WHAT IS REQUIRED – In the records, revise the stretch from the line containing "drag-elements-icon[interactable] (802, 430, 812, 439)" through the line containing "thickness-top-label[interactable]: Spessore = 80" by replacing "scroll-thumb" with "scrollbar-thumb". Leave everything else unchanged and return only those lines.
==== INPUT MATERIAL
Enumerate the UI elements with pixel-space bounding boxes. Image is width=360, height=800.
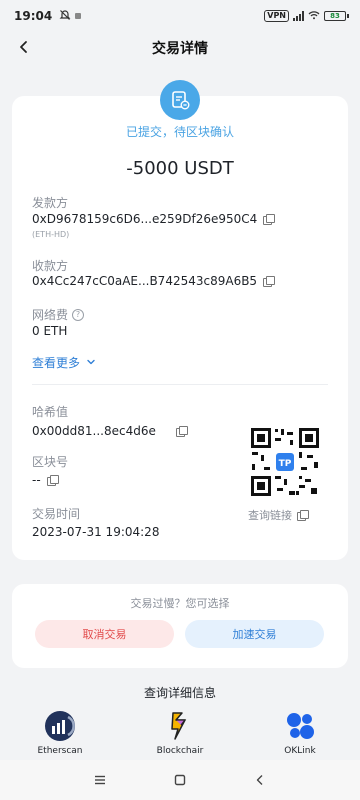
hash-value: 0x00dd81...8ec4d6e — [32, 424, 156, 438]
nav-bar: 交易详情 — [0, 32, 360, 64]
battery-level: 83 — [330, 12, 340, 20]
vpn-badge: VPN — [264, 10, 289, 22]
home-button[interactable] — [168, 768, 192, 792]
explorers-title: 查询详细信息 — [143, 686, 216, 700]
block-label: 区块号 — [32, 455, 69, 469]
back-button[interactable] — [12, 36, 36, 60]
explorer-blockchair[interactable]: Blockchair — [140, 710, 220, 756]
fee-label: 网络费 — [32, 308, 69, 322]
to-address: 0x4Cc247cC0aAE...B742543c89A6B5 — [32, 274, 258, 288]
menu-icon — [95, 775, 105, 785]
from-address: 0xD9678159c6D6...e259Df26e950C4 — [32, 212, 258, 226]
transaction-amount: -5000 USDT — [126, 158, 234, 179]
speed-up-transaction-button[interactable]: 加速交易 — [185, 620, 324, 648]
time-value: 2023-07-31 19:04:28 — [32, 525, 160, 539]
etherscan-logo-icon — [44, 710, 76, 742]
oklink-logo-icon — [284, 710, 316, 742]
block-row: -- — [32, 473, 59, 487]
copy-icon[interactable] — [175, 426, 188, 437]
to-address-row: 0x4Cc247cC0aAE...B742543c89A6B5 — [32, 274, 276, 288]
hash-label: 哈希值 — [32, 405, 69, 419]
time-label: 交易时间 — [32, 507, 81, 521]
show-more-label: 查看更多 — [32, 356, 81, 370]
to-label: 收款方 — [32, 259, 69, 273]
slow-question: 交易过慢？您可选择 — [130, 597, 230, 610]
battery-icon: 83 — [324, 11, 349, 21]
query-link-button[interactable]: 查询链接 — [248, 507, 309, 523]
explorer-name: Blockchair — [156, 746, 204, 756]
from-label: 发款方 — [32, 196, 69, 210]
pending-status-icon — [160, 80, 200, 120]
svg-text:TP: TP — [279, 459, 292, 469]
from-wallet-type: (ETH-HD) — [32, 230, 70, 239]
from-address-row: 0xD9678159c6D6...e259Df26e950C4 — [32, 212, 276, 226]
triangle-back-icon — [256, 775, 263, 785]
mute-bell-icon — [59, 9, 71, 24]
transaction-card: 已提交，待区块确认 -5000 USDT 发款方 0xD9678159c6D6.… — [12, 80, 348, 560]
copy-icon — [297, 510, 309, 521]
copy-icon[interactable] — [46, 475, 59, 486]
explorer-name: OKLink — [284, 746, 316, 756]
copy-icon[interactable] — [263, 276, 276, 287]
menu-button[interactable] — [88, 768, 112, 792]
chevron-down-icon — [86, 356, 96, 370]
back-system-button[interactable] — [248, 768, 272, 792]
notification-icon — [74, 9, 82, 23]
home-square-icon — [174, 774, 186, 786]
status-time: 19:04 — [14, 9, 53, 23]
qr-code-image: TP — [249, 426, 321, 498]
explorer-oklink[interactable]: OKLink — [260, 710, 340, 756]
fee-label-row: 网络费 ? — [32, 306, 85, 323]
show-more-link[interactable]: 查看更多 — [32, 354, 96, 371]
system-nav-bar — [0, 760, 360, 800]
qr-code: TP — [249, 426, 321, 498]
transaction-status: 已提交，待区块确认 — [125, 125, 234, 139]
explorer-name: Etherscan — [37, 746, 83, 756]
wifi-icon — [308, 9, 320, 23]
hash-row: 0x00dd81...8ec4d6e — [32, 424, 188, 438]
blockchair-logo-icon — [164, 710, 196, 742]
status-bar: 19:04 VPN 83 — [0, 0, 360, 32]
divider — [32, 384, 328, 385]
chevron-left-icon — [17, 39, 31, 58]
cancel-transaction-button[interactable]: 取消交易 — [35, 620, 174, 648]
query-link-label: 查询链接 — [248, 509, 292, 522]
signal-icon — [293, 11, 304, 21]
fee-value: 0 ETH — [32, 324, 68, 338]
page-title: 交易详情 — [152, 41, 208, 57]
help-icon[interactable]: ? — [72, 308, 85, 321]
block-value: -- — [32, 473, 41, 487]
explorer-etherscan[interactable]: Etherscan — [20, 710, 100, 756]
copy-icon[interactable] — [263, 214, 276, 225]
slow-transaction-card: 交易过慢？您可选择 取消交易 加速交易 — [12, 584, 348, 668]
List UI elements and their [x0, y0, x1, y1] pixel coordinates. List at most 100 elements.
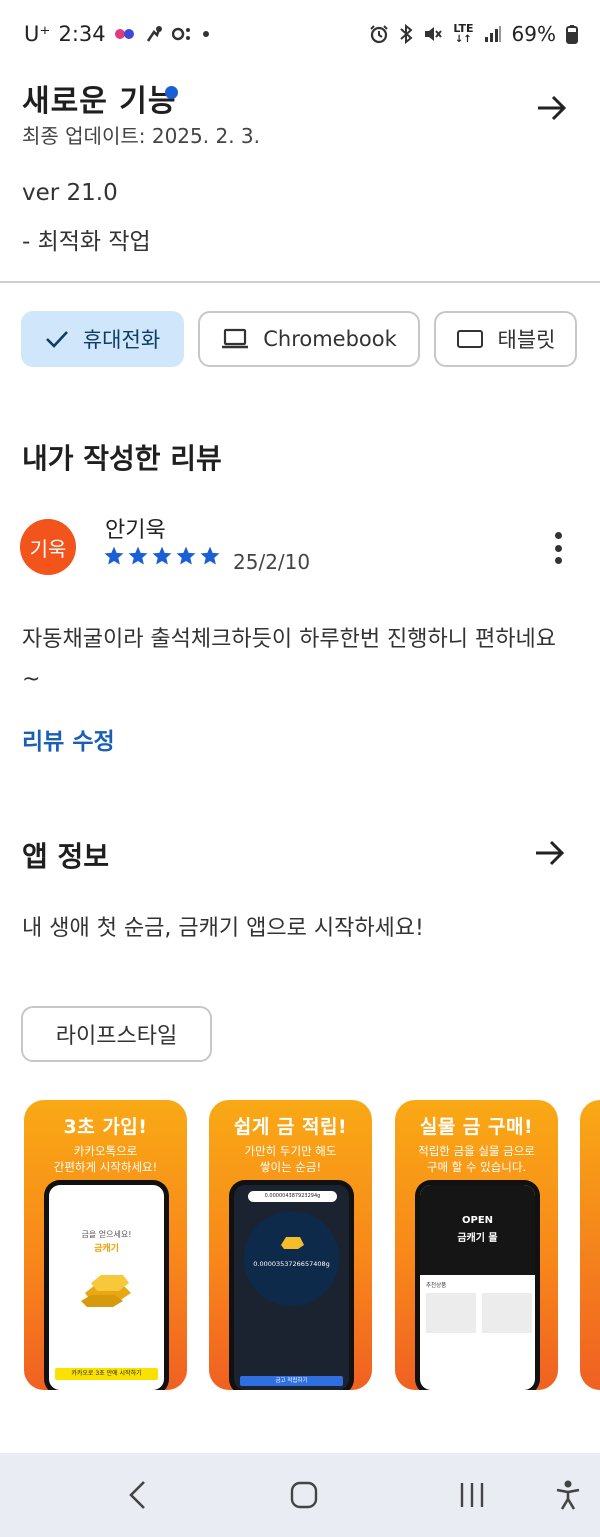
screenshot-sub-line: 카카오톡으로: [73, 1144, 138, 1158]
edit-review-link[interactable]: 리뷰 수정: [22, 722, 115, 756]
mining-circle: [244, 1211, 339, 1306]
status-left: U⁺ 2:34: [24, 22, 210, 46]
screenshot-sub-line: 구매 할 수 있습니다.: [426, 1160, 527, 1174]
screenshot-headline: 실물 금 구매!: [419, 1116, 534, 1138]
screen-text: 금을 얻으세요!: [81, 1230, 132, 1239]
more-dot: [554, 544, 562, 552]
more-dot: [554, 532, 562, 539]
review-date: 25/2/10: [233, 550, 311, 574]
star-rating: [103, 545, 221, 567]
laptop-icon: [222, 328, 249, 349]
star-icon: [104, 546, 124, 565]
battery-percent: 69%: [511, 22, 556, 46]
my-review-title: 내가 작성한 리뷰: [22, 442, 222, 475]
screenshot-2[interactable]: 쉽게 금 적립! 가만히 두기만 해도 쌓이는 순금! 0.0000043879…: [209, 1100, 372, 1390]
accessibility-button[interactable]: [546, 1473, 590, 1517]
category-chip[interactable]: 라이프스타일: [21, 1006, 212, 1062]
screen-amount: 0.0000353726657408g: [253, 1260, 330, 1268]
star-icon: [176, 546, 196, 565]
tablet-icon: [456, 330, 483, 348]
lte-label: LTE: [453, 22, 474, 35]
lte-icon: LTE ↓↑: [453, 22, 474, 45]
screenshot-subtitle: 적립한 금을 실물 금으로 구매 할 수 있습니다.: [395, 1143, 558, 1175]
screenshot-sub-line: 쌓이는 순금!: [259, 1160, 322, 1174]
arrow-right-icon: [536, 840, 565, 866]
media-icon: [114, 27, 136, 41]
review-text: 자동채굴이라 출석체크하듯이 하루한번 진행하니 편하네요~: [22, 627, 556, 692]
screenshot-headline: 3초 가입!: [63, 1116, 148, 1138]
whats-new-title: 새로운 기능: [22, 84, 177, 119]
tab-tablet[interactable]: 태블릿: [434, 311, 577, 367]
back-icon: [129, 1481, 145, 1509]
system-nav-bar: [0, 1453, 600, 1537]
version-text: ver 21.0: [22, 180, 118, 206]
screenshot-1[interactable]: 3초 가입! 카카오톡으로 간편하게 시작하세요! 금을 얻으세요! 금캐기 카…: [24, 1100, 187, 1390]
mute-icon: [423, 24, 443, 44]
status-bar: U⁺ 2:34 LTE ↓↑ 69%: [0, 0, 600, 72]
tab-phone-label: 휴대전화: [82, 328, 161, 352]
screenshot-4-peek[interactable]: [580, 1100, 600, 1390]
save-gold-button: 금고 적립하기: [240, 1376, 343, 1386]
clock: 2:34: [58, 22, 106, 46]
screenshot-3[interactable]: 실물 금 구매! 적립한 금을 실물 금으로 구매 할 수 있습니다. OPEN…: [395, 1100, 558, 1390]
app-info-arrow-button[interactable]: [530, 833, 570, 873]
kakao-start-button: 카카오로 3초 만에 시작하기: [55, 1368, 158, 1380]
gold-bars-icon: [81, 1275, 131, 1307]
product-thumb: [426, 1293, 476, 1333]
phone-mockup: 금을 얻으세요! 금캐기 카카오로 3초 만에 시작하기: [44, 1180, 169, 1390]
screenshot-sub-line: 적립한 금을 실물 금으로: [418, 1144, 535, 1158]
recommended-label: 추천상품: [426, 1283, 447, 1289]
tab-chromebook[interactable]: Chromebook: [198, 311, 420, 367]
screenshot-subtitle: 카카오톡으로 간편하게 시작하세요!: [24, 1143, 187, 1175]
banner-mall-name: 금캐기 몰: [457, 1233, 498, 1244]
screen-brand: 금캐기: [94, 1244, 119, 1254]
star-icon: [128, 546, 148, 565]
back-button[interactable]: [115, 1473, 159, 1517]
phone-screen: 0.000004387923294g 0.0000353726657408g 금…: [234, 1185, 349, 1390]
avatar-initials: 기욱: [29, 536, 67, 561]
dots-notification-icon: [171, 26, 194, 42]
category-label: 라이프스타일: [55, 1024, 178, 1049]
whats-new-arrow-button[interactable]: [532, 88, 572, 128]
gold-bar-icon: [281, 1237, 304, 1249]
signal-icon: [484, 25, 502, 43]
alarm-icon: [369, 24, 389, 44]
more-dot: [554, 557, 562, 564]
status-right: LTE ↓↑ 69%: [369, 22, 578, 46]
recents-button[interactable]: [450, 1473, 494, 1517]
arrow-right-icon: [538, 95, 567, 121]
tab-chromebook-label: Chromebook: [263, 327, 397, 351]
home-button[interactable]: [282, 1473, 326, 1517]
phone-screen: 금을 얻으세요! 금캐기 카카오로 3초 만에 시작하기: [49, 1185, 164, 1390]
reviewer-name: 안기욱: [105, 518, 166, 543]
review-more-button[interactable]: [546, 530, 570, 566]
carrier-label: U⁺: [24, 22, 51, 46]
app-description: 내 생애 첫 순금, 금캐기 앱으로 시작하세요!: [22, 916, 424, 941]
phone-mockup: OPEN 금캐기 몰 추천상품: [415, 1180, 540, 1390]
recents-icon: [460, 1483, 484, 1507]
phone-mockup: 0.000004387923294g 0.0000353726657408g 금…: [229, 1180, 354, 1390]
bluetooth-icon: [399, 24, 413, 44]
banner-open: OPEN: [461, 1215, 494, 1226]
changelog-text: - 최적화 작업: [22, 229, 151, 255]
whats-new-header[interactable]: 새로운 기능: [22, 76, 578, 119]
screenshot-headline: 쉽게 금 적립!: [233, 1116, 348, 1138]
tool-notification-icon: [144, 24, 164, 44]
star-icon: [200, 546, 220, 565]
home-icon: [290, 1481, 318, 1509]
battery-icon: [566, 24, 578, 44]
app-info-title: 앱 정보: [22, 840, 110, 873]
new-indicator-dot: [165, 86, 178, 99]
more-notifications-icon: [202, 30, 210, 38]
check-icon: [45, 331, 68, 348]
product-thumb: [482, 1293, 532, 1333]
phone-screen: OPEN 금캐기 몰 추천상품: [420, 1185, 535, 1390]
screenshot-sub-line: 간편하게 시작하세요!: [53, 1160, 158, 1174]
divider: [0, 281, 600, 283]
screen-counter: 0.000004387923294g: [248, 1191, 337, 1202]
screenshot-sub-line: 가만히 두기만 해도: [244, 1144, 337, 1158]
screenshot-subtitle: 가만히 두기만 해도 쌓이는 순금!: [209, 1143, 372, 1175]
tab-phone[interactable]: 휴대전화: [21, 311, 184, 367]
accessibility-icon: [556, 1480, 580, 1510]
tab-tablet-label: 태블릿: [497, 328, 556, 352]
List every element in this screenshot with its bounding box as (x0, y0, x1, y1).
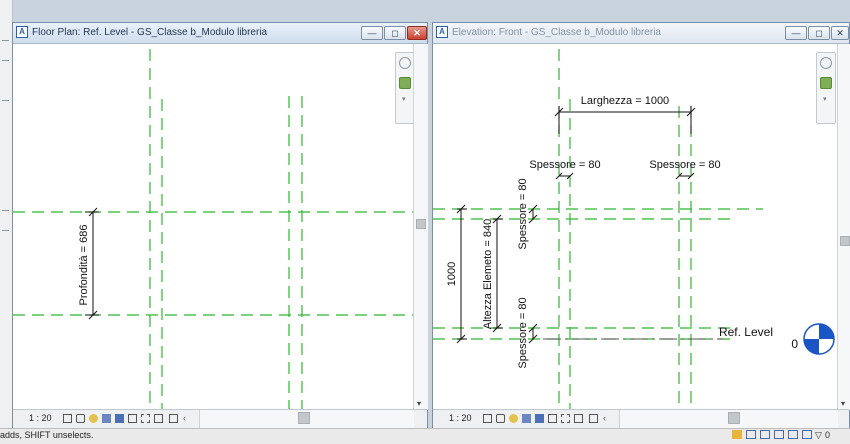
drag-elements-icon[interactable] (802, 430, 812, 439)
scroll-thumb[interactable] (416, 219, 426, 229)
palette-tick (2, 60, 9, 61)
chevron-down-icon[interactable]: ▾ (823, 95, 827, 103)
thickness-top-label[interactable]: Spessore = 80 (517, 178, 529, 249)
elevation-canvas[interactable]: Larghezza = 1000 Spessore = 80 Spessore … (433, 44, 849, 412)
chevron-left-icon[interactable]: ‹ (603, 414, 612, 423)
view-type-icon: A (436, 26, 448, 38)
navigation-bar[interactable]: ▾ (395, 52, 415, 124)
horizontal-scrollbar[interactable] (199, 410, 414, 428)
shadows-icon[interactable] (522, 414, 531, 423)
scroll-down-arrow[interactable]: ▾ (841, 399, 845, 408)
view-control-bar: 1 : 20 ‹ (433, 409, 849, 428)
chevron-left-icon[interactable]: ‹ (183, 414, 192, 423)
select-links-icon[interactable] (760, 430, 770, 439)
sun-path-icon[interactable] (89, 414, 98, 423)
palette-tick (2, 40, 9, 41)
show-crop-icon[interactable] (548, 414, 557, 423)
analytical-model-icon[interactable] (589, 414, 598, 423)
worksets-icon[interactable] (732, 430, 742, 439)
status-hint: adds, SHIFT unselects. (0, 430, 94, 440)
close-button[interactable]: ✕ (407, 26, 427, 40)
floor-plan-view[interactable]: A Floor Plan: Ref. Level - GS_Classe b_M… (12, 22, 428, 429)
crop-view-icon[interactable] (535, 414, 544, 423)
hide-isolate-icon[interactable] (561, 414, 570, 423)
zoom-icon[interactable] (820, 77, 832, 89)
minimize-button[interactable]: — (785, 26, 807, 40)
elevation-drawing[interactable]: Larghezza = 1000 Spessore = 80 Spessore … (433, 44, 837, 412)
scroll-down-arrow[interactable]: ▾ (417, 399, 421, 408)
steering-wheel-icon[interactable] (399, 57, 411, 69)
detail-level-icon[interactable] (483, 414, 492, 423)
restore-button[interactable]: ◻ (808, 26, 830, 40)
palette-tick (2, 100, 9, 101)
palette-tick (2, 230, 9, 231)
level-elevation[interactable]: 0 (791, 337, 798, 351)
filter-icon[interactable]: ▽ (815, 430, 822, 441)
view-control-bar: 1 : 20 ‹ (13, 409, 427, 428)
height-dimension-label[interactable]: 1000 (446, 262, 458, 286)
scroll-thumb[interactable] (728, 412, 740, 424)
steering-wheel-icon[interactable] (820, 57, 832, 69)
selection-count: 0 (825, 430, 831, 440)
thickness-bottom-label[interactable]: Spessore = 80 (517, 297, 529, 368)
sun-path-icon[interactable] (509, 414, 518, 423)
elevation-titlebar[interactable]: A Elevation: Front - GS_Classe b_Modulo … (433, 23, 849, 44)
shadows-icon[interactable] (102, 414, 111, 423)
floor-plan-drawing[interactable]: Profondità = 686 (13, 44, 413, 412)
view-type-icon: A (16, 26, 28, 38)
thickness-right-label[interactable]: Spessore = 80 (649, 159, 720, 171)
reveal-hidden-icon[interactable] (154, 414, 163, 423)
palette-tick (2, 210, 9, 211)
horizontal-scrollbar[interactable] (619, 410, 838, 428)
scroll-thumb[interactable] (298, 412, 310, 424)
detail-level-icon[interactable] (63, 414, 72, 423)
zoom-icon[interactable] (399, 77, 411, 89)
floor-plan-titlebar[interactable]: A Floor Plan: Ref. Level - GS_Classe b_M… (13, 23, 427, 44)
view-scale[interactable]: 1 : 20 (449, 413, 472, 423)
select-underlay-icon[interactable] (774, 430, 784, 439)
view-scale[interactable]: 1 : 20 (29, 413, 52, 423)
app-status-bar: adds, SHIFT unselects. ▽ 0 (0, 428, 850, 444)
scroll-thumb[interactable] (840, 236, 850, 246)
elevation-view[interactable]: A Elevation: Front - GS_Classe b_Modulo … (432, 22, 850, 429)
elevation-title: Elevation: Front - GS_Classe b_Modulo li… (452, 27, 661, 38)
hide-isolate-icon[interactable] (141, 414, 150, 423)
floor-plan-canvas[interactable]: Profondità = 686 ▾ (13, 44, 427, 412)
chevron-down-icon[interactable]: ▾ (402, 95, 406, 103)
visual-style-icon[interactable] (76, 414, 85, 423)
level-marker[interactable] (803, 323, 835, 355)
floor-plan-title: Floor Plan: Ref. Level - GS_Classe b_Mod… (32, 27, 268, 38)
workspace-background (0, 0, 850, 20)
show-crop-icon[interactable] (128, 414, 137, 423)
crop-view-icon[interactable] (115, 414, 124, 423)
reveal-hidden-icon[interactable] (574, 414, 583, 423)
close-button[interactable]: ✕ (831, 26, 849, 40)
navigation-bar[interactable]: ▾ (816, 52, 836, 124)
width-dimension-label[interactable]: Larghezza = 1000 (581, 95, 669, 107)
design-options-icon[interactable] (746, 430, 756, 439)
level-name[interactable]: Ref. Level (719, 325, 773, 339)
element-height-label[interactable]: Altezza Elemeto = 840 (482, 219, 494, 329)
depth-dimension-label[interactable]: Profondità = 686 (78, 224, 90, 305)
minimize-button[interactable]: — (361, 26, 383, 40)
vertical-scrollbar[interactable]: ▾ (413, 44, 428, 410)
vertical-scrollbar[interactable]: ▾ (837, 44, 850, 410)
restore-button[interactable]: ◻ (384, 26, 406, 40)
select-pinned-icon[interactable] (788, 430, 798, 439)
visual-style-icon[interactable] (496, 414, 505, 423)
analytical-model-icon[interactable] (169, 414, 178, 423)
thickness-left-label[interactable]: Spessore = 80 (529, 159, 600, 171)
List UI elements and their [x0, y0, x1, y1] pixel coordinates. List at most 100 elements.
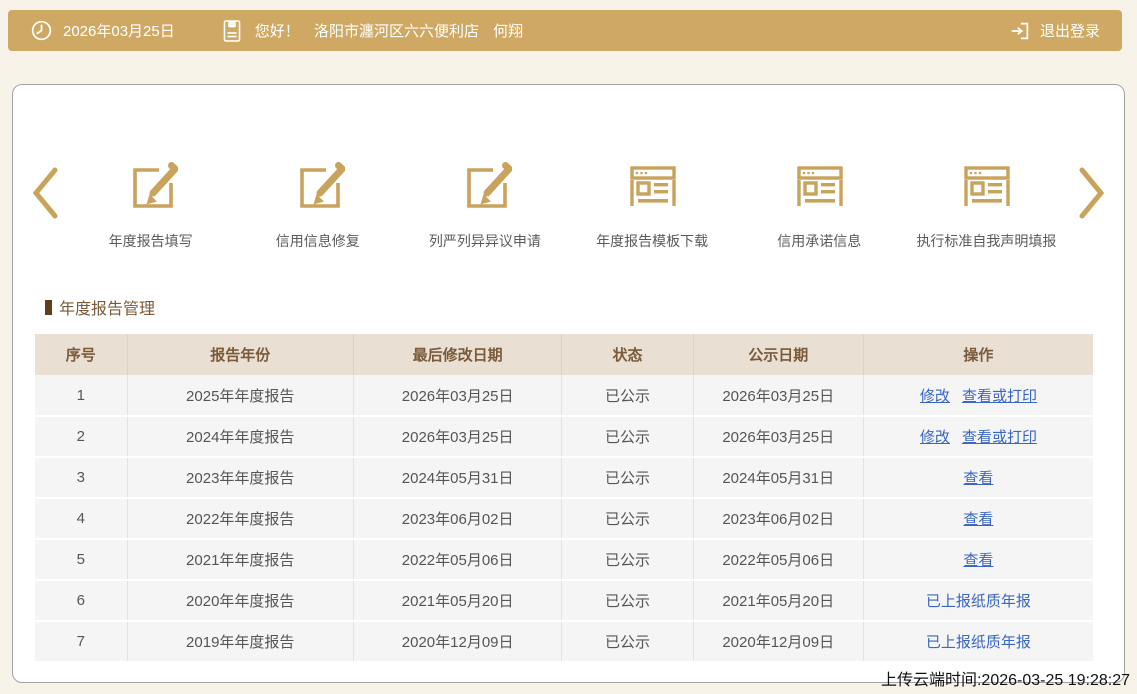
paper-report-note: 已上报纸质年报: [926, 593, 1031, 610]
========
TASK SOLUTION –
drag-elements-icon[interactable] (802, 430, 812, 439)
scrollbar-thumb[interactable] (416, 219, 426, 229)
palette-tick (2, 60, 9, 61)
chevron-down-icon[interactable]: ▾ (823, 95, 827, 103)
thickness-top-label[interactable]: Spessore = 80 (517, 178, 529, 249)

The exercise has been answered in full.